**Objective**
Below is a block of records. Copy every line in it that contains the word "chilled".

........

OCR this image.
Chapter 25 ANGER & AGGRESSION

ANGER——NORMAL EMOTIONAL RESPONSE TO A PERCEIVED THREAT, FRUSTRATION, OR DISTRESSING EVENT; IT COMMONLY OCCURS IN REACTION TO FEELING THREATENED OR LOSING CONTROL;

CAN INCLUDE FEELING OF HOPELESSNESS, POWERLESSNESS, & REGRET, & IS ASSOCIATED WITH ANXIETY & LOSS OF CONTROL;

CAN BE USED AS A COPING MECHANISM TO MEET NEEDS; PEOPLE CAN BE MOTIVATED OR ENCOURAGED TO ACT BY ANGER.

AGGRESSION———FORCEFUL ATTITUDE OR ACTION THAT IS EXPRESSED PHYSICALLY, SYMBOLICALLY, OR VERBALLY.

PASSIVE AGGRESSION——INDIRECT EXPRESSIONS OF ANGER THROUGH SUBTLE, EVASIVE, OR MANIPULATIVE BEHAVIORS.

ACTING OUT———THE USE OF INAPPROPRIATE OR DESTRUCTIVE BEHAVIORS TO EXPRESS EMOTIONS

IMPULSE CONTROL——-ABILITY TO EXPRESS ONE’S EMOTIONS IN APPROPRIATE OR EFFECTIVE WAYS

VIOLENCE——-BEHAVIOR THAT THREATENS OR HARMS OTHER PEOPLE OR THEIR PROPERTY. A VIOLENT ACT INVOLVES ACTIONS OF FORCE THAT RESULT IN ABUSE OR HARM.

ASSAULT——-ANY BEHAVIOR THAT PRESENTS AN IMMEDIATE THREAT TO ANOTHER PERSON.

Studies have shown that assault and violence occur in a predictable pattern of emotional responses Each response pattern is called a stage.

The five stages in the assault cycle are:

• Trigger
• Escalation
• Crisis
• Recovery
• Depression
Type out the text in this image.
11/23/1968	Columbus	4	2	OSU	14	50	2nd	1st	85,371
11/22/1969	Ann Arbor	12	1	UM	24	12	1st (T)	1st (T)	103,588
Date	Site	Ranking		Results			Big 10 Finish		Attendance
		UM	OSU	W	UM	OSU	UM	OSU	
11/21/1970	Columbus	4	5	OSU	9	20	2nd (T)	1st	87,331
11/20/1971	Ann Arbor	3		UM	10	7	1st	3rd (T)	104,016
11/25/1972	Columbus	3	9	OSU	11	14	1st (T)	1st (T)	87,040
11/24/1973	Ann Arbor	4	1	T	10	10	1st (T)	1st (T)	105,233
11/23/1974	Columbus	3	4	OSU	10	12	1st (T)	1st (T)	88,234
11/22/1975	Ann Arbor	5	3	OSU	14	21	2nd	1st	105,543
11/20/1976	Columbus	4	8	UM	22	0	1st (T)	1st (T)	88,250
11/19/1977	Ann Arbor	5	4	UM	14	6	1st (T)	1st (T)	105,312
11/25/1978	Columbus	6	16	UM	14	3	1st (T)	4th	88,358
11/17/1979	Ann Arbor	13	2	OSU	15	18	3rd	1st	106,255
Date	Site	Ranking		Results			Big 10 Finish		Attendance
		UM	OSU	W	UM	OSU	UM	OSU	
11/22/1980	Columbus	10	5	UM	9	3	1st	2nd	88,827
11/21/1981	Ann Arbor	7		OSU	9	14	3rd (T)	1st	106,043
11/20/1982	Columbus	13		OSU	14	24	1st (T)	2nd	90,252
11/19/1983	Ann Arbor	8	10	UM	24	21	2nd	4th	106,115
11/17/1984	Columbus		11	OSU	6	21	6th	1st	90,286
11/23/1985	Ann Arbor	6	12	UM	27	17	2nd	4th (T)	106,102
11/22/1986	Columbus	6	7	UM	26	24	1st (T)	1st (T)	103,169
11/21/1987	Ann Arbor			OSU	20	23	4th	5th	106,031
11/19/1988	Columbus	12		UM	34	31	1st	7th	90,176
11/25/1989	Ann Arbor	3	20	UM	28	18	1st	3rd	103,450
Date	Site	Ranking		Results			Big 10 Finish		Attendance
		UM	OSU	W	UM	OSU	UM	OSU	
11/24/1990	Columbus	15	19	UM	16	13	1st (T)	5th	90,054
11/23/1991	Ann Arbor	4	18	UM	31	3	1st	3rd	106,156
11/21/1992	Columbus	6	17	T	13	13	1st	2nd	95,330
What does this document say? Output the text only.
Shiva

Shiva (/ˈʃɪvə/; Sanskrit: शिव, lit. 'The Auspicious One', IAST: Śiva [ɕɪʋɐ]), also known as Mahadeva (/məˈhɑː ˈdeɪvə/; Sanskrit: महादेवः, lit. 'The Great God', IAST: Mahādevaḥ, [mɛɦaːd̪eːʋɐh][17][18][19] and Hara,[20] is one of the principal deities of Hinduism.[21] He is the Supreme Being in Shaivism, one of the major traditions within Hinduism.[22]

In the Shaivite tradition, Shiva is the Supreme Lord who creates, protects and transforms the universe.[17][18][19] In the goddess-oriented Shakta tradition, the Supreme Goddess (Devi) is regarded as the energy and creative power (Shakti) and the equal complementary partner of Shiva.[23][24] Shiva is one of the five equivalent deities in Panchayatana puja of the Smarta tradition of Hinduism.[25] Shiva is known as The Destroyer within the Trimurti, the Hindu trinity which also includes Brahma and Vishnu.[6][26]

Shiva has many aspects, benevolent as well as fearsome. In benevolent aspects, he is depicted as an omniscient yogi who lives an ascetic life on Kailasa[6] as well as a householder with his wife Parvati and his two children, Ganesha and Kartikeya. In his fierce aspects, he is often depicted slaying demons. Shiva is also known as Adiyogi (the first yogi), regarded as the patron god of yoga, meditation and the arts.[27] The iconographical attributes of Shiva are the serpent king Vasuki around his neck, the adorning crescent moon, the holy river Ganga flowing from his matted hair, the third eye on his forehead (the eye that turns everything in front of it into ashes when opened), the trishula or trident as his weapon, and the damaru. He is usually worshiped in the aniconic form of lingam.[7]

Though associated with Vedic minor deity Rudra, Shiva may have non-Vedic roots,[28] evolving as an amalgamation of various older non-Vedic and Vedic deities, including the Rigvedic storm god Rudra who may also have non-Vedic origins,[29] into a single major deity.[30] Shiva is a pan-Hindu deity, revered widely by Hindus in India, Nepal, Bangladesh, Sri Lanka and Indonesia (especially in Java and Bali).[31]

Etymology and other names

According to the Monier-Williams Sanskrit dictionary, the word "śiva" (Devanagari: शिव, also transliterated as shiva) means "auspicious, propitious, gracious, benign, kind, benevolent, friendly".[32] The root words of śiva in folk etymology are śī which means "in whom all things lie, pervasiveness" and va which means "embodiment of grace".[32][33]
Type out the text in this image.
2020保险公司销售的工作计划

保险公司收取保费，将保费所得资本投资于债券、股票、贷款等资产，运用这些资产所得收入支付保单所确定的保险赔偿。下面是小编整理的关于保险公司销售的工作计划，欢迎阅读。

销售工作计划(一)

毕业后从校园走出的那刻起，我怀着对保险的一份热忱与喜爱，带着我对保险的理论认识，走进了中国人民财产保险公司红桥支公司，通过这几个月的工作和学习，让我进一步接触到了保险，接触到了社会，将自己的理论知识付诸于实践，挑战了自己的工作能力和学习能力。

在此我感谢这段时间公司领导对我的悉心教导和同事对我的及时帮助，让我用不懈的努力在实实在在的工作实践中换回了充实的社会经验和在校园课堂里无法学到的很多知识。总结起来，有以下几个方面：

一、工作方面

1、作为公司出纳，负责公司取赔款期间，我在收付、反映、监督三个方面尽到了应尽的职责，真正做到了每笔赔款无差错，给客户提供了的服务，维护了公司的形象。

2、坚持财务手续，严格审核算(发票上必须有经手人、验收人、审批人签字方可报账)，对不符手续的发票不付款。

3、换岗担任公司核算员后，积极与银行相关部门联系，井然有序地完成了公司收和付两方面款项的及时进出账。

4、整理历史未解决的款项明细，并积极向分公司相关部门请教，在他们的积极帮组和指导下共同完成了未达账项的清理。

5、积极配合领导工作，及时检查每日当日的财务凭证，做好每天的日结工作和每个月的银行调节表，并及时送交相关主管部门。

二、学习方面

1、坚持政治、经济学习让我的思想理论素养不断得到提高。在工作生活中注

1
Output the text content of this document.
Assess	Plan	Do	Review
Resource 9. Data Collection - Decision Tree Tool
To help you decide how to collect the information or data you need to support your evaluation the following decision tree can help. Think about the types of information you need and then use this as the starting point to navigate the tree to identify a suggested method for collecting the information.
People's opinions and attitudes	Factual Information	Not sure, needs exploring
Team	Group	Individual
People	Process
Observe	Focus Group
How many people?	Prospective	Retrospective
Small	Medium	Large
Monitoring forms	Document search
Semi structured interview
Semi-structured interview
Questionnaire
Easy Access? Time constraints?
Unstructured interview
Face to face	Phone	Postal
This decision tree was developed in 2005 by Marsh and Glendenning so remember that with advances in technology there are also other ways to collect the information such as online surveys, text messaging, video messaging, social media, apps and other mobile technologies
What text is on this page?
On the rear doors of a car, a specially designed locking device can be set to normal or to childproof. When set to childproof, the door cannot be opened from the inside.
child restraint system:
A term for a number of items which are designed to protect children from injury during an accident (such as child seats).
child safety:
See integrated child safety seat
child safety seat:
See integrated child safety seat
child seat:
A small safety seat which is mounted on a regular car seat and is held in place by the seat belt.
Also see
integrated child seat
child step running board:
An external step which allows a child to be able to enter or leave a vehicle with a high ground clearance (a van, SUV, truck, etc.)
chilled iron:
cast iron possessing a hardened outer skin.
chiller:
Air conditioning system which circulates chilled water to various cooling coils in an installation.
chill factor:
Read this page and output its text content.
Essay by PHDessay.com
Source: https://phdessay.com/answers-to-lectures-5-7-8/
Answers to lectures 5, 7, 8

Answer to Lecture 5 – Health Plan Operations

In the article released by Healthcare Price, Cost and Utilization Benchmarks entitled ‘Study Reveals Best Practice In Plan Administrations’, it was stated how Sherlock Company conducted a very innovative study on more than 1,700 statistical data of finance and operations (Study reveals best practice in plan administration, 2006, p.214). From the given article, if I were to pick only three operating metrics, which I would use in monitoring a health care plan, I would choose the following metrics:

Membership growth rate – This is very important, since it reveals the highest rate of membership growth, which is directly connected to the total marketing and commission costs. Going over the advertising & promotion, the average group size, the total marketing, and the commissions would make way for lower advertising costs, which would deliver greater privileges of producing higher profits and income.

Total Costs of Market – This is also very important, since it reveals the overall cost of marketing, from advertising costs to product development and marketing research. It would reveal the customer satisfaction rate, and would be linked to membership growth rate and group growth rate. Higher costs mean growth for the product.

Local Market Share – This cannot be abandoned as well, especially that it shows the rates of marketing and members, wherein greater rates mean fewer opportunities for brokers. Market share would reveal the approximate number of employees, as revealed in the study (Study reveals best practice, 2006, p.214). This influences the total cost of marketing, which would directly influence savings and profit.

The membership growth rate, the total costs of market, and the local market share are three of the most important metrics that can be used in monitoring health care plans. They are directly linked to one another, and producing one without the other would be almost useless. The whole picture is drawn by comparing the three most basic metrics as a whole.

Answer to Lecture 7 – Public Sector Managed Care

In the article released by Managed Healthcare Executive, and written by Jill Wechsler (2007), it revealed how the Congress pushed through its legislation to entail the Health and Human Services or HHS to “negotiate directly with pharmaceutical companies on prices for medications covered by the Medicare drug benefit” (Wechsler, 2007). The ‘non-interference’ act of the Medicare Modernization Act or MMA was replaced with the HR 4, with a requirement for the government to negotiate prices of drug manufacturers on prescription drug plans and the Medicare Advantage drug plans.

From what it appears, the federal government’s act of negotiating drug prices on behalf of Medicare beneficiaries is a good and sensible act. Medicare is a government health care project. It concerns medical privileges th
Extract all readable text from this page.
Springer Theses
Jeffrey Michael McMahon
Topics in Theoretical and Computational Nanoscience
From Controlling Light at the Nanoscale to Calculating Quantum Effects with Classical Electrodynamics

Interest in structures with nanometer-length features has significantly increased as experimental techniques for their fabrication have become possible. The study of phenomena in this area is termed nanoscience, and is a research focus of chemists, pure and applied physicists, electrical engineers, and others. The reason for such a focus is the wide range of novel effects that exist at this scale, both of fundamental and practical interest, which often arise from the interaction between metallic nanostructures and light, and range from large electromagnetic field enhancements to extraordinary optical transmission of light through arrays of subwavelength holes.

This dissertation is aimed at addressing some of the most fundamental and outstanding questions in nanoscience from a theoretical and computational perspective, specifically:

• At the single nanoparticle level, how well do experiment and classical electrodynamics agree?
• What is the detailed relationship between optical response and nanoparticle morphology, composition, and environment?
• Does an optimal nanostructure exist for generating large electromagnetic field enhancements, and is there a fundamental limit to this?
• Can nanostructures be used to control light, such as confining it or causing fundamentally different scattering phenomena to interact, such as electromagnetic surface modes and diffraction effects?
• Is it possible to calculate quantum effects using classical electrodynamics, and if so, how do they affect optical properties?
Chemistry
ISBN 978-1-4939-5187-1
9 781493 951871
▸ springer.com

........

**Response**
chilled iron:
Air conditioning system which circulates chilled water to various cooling coils in an installation.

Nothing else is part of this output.